Task description.
According to the cervical cancer overview below, in which area of the cervix do most cervical cancers begin?

The cervix is the lower part of the uterus (womb) that extends into the upper end of the vagina.
Most cervical cancers begin in an area called the transformation zone, where the inner part of the cervix closest to the uterus (the endocervix) meets the outer part of the cervix closest to the vagina (the ectocervix).
Infection with the human papillomavirus (HPV) is the main risk factor for cervical cancer, causing more than 90 percent of cervical cancers diagnosed in the Unites States. This virus is so common that it affects nearly 70 percent of sexually active women.
Cervical cancer usually grows slowly, over many years. Before actual cancer cells in the cervix develop, the tissues of the cervix undergo changes at the cellular level — called dysplasia, or precancers. At this early precancer stage, these dysplastic cells can often be removed and the condition cured with an office procedure.
At one time, cervical cancer was considered one of the most serious cancers for women. But thanks to effective screening with the vaginal Pap smear (also called a Pap test), which can detect cervical precancers and cancers early on, most of the more than 12,000 Americans diagnosed annually with this illness can be cured.

Bounding box prediction data
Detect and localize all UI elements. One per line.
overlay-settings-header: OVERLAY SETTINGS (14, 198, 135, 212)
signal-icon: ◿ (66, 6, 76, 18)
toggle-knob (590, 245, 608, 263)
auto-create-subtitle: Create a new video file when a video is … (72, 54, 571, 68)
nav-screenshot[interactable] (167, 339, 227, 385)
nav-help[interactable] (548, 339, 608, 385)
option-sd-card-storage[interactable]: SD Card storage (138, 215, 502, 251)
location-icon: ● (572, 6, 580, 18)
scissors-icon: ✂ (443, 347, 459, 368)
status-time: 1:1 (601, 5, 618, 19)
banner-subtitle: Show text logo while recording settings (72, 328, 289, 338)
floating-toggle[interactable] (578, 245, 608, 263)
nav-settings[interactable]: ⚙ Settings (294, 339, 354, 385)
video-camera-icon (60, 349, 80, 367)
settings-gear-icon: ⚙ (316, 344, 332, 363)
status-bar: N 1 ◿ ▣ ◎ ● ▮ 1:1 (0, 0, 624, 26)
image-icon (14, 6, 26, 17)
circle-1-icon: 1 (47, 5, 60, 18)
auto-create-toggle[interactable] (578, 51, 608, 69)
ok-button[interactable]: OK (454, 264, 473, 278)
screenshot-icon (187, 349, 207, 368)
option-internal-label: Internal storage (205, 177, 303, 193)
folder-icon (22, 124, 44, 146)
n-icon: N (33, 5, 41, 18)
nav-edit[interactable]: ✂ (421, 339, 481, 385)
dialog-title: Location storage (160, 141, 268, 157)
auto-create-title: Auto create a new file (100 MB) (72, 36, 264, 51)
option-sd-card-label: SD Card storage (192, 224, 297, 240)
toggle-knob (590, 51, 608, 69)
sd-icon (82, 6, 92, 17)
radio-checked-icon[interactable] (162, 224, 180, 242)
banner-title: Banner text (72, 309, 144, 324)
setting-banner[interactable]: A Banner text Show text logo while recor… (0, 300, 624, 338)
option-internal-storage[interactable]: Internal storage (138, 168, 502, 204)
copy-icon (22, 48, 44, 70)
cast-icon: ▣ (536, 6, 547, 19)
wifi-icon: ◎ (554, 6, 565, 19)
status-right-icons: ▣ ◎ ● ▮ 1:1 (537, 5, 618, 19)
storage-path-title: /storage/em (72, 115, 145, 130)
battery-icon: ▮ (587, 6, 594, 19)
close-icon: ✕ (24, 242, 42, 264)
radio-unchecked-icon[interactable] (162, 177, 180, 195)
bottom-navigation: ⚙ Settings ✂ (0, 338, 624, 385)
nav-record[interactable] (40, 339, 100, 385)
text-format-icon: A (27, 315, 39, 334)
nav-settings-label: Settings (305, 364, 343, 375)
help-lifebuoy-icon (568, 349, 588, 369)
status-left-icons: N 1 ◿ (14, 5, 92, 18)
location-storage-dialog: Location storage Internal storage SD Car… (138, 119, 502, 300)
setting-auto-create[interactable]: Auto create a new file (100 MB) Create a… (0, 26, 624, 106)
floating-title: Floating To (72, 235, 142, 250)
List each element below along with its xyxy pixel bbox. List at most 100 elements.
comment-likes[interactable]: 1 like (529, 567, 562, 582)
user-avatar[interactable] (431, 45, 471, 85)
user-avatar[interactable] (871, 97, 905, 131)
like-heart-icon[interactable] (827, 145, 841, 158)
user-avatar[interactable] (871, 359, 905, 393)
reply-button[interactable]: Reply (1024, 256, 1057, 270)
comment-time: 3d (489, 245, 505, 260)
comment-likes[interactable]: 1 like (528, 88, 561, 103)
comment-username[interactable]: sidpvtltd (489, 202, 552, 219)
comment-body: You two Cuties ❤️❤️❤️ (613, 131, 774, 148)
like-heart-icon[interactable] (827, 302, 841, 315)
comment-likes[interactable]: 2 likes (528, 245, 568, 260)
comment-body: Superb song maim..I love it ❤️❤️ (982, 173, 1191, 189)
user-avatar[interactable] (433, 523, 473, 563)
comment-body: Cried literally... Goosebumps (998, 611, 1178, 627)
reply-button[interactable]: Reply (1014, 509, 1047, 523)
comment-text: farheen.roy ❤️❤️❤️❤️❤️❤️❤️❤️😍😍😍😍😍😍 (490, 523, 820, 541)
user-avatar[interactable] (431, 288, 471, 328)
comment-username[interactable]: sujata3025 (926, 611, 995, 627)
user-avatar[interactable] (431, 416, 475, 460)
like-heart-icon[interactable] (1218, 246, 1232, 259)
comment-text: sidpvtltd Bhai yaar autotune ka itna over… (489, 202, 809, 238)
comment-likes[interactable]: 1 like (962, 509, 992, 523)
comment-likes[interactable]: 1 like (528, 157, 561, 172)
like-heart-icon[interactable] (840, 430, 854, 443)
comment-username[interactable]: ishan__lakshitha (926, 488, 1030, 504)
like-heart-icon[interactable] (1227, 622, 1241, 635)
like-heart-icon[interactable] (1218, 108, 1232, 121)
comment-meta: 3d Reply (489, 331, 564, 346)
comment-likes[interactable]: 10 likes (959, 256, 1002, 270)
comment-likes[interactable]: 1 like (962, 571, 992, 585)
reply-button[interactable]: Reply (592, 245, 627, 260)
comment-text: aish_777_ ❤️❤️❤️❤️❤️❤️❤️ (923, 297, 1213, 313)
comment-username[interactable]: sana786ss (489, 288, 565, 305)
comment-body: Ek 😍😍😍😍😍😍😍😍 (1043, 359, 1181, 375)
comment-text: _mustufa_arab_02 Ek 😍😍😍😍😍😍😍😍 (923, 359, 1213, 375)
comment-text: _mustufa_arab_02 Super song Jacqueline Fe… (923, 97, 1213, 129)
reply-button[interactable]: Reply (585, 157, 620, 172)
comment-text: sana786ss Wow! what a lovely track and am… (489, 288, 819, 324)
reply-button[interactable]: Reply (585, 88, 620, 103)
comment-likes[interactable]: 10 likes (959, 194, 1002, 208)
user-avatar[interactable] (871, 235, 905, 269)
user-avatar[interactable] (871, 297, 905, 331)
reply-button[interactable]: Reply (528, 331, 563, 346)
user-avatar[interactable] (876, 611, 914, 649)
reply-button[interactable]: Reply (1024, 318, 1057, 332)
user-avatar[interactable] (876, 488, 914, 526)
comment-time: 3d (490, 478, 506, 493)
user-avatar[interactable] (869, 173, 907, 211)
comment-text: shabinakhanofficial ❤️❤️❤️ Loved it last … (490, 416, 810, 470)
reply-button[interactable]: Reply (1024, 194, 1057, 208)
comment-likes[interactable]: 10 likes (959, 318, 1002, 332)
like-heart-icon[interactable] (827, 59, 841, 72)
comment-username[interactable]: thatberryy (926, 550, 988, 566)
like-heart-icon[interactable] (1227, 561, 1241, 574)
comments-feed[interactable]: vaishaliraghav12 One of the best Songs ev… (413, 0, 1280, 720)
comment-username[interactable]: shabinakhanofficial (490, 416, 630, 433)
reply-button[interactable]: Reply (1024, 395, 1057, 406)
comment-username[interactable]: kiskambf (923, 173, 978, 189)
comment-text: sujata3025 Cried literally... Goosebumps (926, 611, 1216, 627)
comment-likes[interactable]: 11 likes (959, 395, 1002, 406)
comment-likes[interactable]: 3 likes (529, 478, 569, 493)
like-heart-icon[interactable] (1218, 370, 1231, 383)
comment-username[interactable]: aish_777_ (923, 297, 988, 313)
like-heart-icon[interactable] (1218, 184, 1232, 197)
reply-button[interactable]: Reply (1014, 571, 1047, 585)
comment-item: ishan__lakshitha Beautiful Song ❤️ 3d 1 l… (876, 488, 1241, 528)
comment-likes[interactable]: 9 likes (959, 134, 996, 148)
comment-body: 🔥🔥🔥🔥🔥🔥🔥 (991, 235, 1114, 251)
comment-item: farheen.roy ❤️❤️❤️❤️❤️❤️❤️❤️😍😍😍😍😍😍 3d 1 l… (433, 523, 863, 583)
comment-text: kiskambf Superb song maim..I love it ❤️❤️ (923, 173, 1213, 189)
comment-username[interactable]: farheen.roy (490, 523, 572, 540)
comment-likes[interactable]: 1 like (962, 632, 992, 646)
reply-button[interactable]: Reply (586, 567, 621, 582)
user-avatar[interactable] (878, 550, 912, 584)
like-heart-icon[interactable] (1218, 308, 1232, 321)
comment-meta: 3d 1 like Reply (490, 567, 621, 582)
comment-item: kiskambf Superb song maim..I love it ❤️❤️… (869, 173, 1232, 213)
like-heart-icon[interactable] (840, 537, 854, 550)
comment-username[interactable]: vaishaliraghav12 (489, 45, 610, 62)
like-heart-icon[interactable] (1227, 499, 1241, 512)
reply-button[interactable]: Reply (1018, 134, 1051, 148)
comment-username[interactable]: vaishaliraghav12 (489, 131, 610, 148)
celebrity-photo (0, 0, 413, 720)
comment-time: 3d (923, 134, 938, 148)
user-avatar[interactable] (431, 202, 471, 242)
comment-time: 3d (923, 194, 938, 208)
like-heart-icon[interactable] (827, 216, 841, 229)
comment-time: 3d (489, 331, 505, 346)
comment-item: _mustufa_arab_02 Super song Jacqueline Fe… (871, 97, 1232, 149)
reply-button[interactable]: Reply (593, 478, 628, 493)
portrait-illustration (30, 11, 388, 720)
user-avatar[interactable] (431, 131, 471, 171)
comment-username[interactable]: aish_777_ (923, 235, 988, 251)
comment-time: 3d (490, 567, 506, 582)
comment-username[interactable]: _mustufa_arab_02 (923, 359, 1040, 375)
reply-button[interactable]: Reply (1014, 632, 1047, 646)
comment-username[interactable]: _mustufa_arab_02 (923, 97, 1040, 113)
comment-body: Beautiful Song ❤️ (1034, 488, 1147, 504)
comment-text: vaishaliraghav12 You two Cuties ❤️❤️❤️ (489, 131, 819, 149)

Solution below.
In the transformation zone, where the endocervix meets the ectocervix.